> **Problems to work on**
1. How would you translate this sentence from the DNS load thread into Spanish: "The last time I saw DNS throughput or performance issues was around 2003 on a network with 200K desktops and servers."?
2. Can you write out the DNS load thread again, starting at "The last time" and ending at "paltry 2 Gbps.", substituting "latency" for "performance" each time it appears?

We got hit by this issue in March when our remotr users increased 5+ times and the DNS traffic going through our VPNs was causing a headache to our DNS servers. We pinpointed this to tis Chrome functionality, which includes also other chromium based browers like new Edge, and we had to deploy a relevant GPO to disable this functionality.
Some background, I'm talking about ~200+k remote users. Also while in the office the load is distributed in tenths of DNS servers, when on VPN only a fraction of those are used. Furthermore if I remember correctly this "feature" in chrome was enabled in a version which was distributed to our clients maybe a month before the lockdowns so there was little time to see the effect while clients were still in the office
In a corporate / enterprise network where the DNS servers are Windows servers (domain controllers, in my experience, most of the time), the best thing you can do is stand up a few instances of <insert favorite DNS server here>, running on Linux, set them up as slaves for your internal zones, and point your users at those servers instead of your Windows servers.
You can also use stub zones to forward traffic for a single subdomain to your AD servers, while the other dns server handles recursive queries to the internet.
The last time I saw DNS throughput or performance issues was around 2003 on a network with 200K desktops and servers. That was 17 years ago, and they don't have a problem any more, despite growing in footprint to nearly half a million client machines.
I struggle to understand how DNS can possibly be a performance issue in 2020. In most corporate environments, the "working set" of a typical DNS servers will fit in the L3 cache of the CPU, or even the L2 cache.
The amount of network traffic involved is similarly miniscule. If all 200K of your client machines sent 100 requests per second, each 100 bytes in size, all of those to just one server, that adds up to a paltry 2 Gbps.
If your DNS servers are struggling with that, get better servers. Or networks. Or IT engineers.

> **Records provided**
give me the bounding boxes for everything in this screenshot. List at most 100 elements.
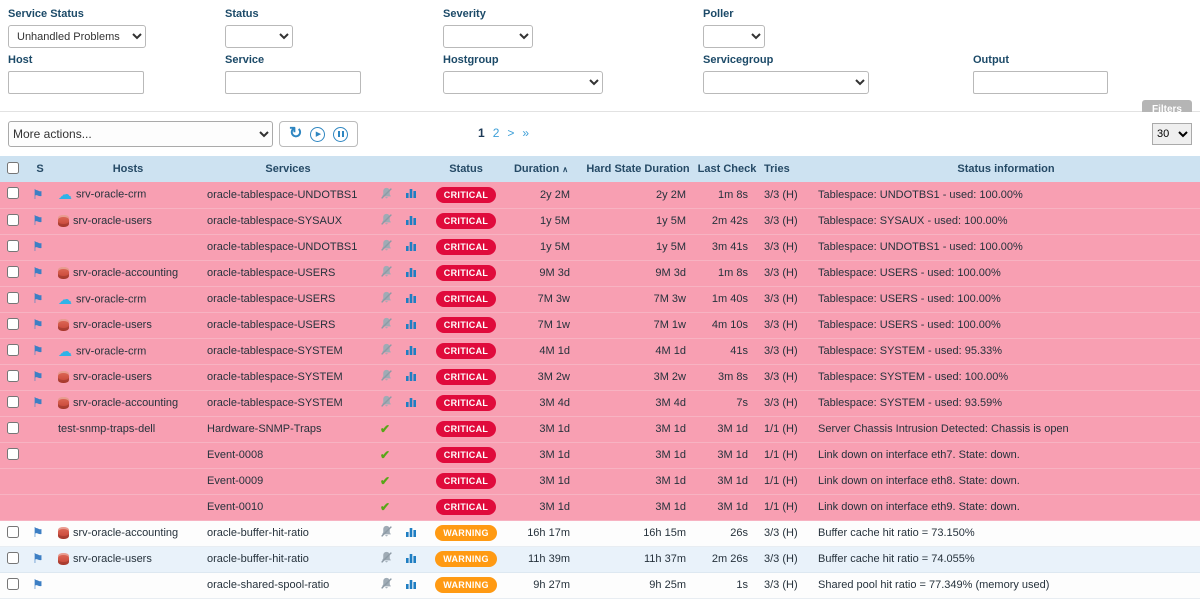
filter-block-hostgroup: Hostgroup bbox=[443, 54, 703, 94]
host-name[interactable]: test-snmp-traps-dell bbox=[58, 423, 155, 435]
row-checkbox[interactable] bbox=[7, 318, 19, 330]
row-checkbox[interactable] bbox=[7, 578, 19, 590]
filter-row-1: Service StatusUnhandled ProblemsStatusSe… bbox=[8, 8, 1192, 54]
filter-service-input[interactable] bbox=[225, 71, 361, 94]
row-checkbox[interactable] bbox=[7, 266, 19, 278]
service-name[interactable]: oracle-buffer-hit-ratio bbox=[202, 520, 374, 546]
performance-graph-icon[interactable] bbox=[405, 318, 417, 333]
service-name[interactable]: Hardware-SNMP-Traps bbox=[202, 416, 374, 442]
performance-graph-icon[interactable] bbox=[405, 552, 417, 567]
service-name[interactable]: oracle-tablespace-UNDOTBS1 bbox=[202, 234, 374, 260]
header-tries[interactable]: Tries bbox=[758, 156, 812, 182]
refresh-icon[interactable] bbox=[289, 126, 302, 142]
host-name[interactable]: srv-oracle-users bbox=[73, 215, 152, 227]
header-services[interactable]: Services bbox=[202, 156, 374, 182]
performance-graph-icon[interactable] bbox=[405, 344, 417, 359]
last-page-link[interactable]: » bbox=[522, 126, 529, 140]
filter-hostgroup-select[interactable] bbox=[443, 71, 603, 94]
host-name[interactable]: srv-oracle-accounting bbox=[73, 397, 178, 409]
performance-graph-icon[interactable] bbox=[405, 526, 417, 541]
last-check-cell: 41s bbox=[696, 338, 758, 364]
filter-label-poller: Poller bbox=[703, 8, 933, 20]
service-name[interactable]: Event-0010 bbox=[202, 494, 374, 520]
row-checkbox[interactable] bbox=[7, 396, 19, 408]
host-name[interactable]: srv-oracle-accounting bbox=[73, 267, 178, 279]
filter-service-status-select[interactable]: Unhandled Problems bbox=[8, 25, 146, 48]
host-name[interactable]: srv-oracle-crm bbox=[76, 293, 146, 305]
filter-poller-select[interactable] bbox=[703, 25, 765, 48]
select-all-checkbox[interactable] bbox=[7, 162, 19, 174]
filter-block-poller: Poller bbox=[703, 8, 933, 48]
duration-cell: 3M 1d bbox=[502, 494, 580, 520]
filter-servicegroup-select[interactable] bbox=[703, 71, 869, 94]
page-size-select[interactable]: 30 bbox=[1152, 123, 1192, 145]
more-actions-select[interactable]: More actions... bbox=[8, 121, 273, 147]
performance-graph-icon[interactable] bbox=[405, 266, 417, 281]
last-check-cell: 3m 8s bbox=[696, 364, 758, 390]
service-name[interactable]: oracle-tablespace-USERS bbox=[202, 260, 374, 286]
service-name[interactable]: oracle-shared-spool-ratio bbox=[202, 572, 374, 598]
passive-check-icon bbox=[380, 448, 390, 462]
host-name[interactable]: srv-oracle-users bbox=[73, 371, 152, 383]
status-badge: CRITICAL bbox=[436, 291, 496, 307]
performance-graph-icon[interactable] bbox=[405, 214, 417, 229]
sort-ascending-icon[interactable] bbox=[562, 165, 568, 174]
play-icon[interactable] bbox=[310, 127, 325, 142]
performance-graph-icon[interactable] bbox=[405, 370, 417, 385]
host-name[interactable]: srv-oracle-users bbox=[73, 553, 152, 565]
service-name[interactable]: oracle-buffer-hit-ratio bbox=[202, 546, 374, 572]
host-name[interactable]: srv-oracle-accounting bbox=[73, 527, 178, 539]
filter-host-input[interactable] bbox=[8, 71, 144, 94]
service-name[interactable]: oracle-tablespace-USERS bbox=[202, 312, 374, 338]
host-icon bbox=[58, 267, 69, 279]
page-2-link[interactable]: 2 bbox=[493, 126, 500, 140]
performance-graph-icon[interactable] bbox=[405, 578, 417, 593]
row-checkbox[interactable] bbox=[7, 344, 19, 356]
service-name[interactable]: Event-0008 bbox=[202, 442, 374, 468]
tries-cell: 3/3 (H) bbox=[758, 520, 812, 546]
service-name[interactable]: oracle-tablespace-USERS bbox=[202, 286, 374, 312]
host-name[interactable]: srv-oracle-crm bbox=[76, 189, 146, 201]
header-duration[interactable]: Duration bbox=[502, 156, 580, 182]
row-checkbox[interactable] bbox=[7, 214, 19, 226]
filter-severity-select[interactable] bbox=[443, 25, 533, 48]
header-hosts[interactable]: Hosts bbox=[54, 156, 202, 182]
header-last-check[interactable]: Last Check bbox=[696, 156, 758, 182]
header-status[interactable]: Status bbox=[430, 156, 502, 182]
page-current[interactable]: 1 bbox=[478, 126, 485, 140]
service-name[interactable]: oracle-tablespace-SYSAUX bbox=[202, 208, 374, 234]
filter-block-output: Output bbox=[973, 54, 1153, 94]
tries-cell: 3/3 (H) bbox=[758, 260, 812, 286]
service-name[interactable]: oracle-tablespace-UNDOTBS1 bbox=[202, 182, 374, 208]
row-checkbox[interactable] bbox=[7, 292, 19, 304]
pause-icon[interactable] bbox=[333, 127, 348, 142]
service-name[interactable]: oracle-tablespace-SYSTEM bbox=[202, 364, 374, 390]
filter-output-input[interactable] bbox=[973, 71, 1108, 94]
row-checkbox[interactable] bbox=[7, 422, 19, 434]
service-name[interactable]: oracle-tablespace-SYSTEM bbox=[202, 390, 374, 416]
tries-cell: 1/1 (H) bbox=[758, 494, 812, 520]
performance-graph-icon[interactable] bbox=[405, 292, 417, 307]
row-checkbox[interactable] bbox=[7, 187, 19, 199]
flag-icon bbox=[32, 372, 44, 384]
next-page-link[interactable]: > bbox=[507, 126, 514, 140]
row-checkbox[interactable] bbox=[7, 240, 19, 252]
header-hard-state-duration[interactable]: Hard State Duration bbox=[580, 156, 696, 182]
row-checkbox[interactable] bbox=[7, 448, 19, 460]
performance-graph-icon[interactable] bbox=[405, 396, 417, 411]
row-checkbox[interactable] bbox=[7, 552, 19, 564]
last-check-cell: 26s bbox=[696, 520, 758, 546]
performance-graph-icon[interactable] bbox=[405, 240, 417, 255]
host-name[interactable]: srv-oracle-users bbox=[73, 319, 152, 331]
hard-state-duration-cell: 1y 5M bbox=[580, 208, 696, 234]
performance-graph-icon[interactable] bbox=[405, 187, 417, 202]
row-checkbox[interactable] bbox=[7, 370, 19, 382]
duration-cell: 9M 3d bbox=[502, 260, 580, 286]
service-name[interactable]: Event-0009 bbox=[202, 468, 374, 494]
row-checkbox[interactable] bbox=[7, 526, 19, 538]
status-badge: CRITICAL bbox=[436, 343, 496, 359]
tries-cell: 3/3 (H) bbox=[758, 208, 812, 234]
filter-status-select[interactable] bbox=[225, 25, 293, 48]
host-name[interactable]: srv-oracle-crm bbox=[76, 345, 146, 357]
service-name[interactable]: oracle-tablespace-SYSTEM bbox=[202, 338, 374, 364]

> **Expected results**
1. La última vez que vi problemas de rendimiento o de capacidad de procesamiento de DNS fue alrededor de 2003, en una red con 200 000 equipos de escritorio y servidores.

2.
The last time I saw DNS throughput or latency issues was around 2003 on a network with 200K desktops and servers. That was 17 years ago, and they don't have a problem any more, despite growing in footprint to nearly half a million client machines.
I struggle to understand how DNS can possibly be a latency issue in 2020. In most corporate environments, the "working set" of a typical DNS servers will fit in the L3 cache of the CPU, or even the L2 cache.
The amount of network traffic involved is similarly miniscule. If all 200K of your client machines sent 100 requests per second, each 100 bytes in size, all of those to just one server, that adds up to a paltry 2 Gbps.